_Aim of the task:_ Search the data below for the word "Hindbrain" and copy each line that holds it.

(Data shown Opens)

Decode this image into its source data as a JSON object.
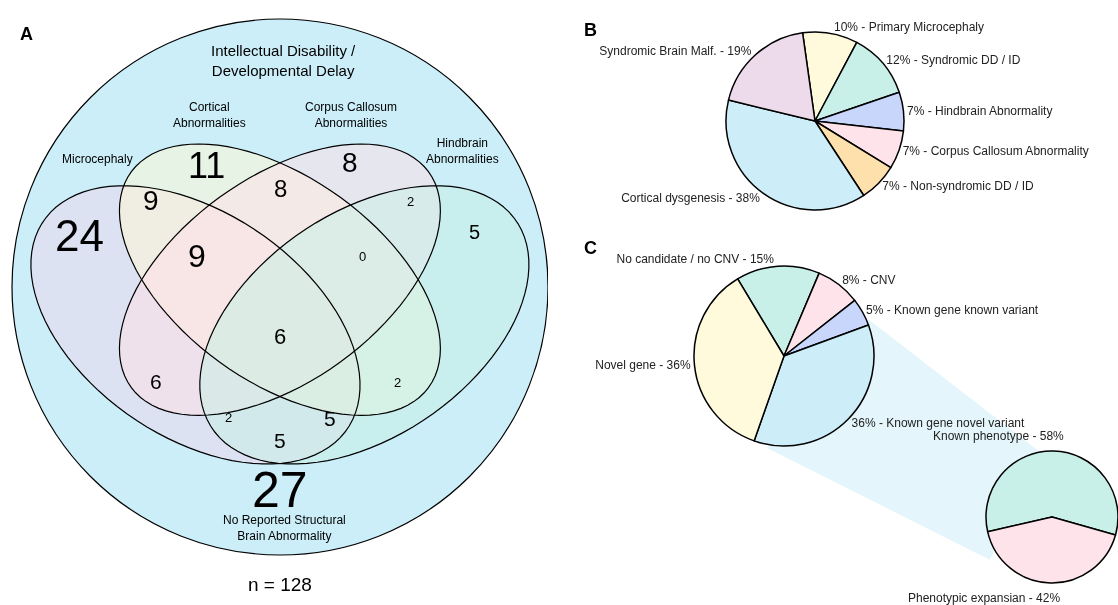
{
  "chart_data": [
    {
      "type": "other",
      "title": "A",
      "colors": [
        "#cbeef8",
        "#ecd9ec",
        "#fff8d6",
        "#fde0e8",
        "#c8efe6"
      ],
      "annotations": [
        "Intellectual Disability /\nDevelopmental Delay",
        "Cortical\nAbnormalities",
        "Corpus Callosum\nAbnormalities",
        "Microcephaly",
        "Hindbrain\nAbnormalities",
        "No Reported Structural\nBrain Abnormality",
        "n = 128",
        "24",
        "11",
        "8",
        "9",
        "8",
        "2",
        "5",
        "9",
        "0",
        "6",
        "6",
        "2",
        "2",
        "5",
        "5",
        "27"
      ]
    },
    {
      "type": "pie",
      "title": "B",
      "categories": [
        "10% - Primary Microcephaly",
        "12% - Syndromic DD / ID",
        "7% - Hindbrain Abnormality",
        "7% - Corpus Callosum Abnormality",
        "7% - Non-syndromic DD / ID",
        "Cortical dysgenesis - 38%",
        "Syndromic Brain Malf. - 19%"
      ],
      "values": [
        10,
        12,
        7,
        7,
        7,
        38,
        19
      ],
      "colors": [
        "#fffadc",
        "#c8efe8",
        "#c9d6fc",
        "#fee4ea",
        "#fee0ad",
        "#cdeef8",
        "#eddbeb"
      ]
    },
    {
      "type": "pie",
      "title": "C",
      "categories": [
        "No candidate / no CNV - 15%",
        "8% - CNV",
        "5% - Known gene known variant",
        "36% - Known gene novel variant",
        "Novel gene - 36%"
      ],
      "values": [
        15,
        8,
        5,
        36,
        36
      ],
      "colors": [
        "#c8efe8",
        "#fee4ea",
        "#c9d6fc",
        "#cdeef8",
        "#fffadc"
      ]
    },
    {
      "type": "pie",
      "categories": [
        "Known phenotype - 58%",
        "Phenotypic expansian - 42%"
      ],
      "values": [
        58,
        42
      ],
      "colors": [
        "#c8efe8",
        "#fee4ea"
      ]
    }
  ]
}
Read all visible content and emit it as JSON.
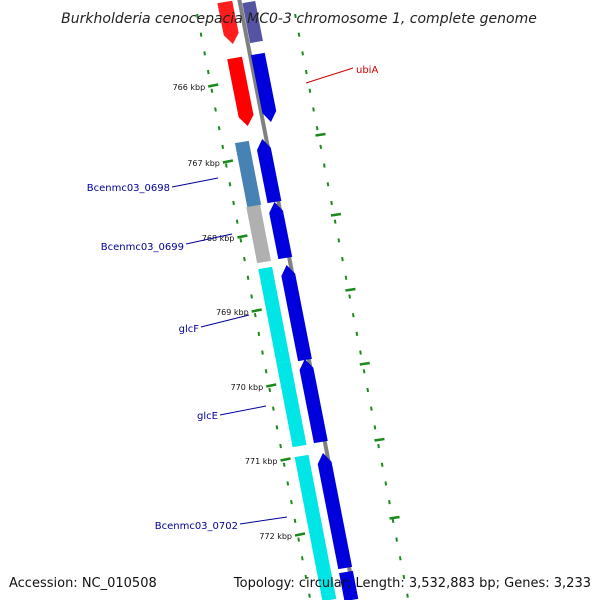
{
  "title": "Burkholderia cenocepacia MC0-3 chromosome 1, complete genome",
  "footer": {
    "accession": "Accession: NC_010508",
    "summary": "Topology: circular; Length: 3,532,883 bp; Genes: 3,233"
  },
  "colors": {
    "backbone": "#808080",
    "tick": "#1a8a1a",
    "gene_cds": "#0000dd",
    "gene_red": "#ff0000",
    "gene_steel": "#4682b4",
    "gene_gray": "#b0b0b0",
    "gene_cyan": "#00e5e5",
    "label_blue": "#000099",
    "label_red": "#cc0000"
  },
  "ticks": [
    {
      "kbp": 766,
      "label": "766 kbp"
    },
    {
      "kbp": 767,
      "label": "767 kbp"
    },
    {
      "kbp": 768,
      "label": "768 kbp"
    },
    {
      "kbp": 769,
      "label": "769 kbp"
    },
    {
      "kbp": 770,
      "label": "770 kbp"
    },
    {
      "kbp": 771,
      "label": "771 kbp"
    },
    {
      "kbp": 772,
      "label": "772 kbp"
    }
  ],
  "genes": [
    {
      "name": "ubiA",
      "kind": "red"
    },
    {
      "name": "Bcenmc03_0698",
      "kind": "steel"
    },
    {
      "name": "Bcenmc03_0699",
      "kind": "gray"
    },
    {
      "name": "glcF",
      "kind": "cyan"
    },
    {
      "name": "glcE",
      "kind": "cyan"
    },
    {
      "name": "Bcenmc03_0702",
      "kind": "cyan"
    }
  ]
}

(Data shown Closes)
(Data shown Opens)

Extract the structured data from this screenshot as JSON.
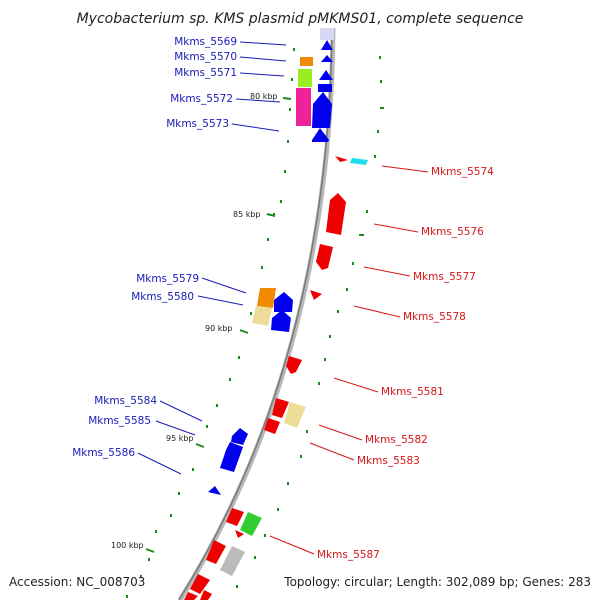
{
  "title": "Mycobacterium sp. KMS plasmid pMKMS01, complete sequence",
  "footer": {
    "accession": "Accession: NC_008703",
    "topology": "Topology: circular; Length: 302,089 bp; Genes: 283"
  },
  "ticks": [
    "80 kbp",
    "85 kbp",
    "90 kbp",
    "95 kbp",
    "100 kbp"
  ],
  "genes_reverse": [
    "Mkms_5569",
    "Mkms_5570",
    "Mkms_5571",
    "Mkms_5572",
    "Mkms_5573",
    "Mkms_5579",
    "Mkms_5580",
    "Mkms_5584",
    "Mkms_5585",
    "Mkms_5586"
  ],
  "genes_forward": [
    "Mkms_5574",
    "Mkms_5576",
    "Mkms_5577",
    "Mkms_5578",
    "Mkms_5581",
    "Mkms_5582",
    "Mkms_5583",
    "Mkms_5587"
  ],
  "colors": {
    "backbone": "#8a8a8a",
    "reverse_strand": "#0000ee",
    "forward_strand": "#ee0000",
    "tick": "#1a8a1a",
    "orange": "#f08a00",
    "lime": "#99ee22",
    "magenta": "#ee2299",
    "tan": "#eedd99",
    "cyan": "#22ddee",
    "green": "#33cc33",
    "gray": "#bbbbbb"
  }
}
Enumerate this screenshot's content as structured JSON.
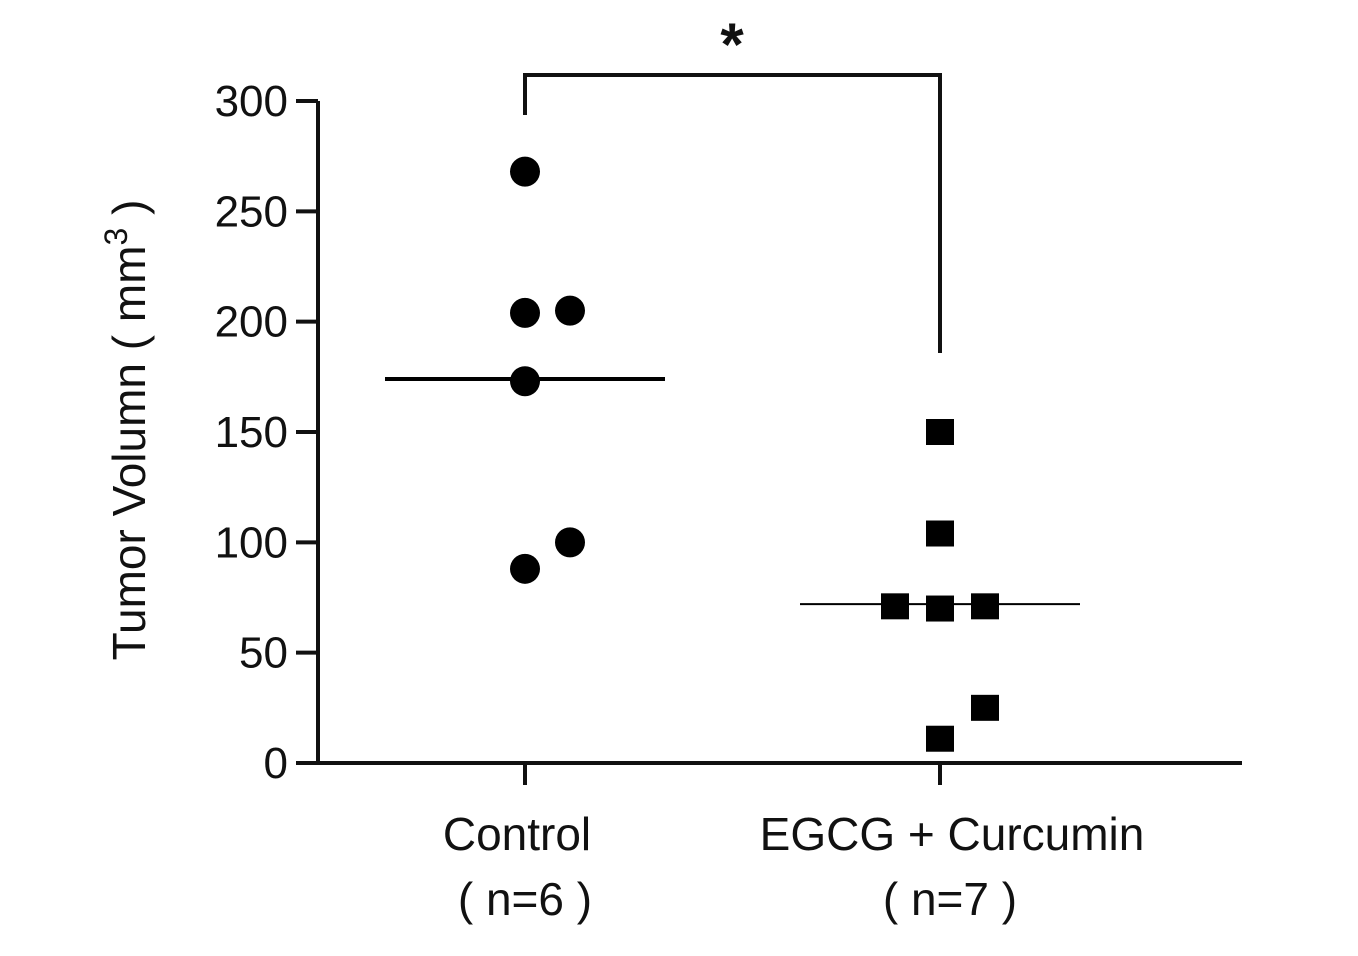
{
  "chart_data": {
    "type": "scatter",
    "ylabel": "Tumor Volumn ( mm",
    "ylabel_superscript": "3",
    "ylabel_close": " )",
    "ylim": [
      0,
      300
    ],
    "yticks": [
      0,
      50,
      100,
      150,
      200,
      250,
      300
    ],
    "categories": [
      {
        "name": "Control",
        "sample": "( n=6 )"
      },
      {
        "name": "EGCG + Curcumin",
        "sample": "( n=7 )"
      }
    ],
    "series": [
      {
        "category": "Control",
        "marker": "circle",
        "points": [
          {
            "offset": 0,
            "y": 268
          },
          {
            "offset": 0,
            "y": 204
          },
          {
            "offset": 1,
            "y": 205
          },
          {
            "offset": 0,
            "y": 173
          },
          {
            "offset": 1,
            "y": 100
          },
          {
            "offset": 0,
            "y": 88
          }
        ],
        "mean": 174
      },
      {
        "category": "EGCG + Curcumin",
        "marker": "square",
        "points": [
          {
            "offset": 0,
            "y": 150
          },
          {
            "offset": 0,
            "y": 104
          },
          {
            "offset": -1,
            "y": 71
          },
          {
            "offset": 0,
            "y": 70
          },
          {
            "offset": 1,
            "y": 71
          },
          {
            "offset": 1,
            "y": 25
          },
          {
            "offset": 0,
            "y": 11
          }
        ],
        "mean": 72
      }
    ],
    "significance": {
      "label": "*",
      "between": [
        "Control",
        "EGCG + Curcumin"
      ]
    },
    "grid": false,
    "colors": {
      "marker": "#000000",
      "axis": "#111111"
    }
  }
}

(Data shown Closes)

_Response to this task:_
        "Hindbrain\nAbnormalities",
        "7% - Hindbrain Abnormality",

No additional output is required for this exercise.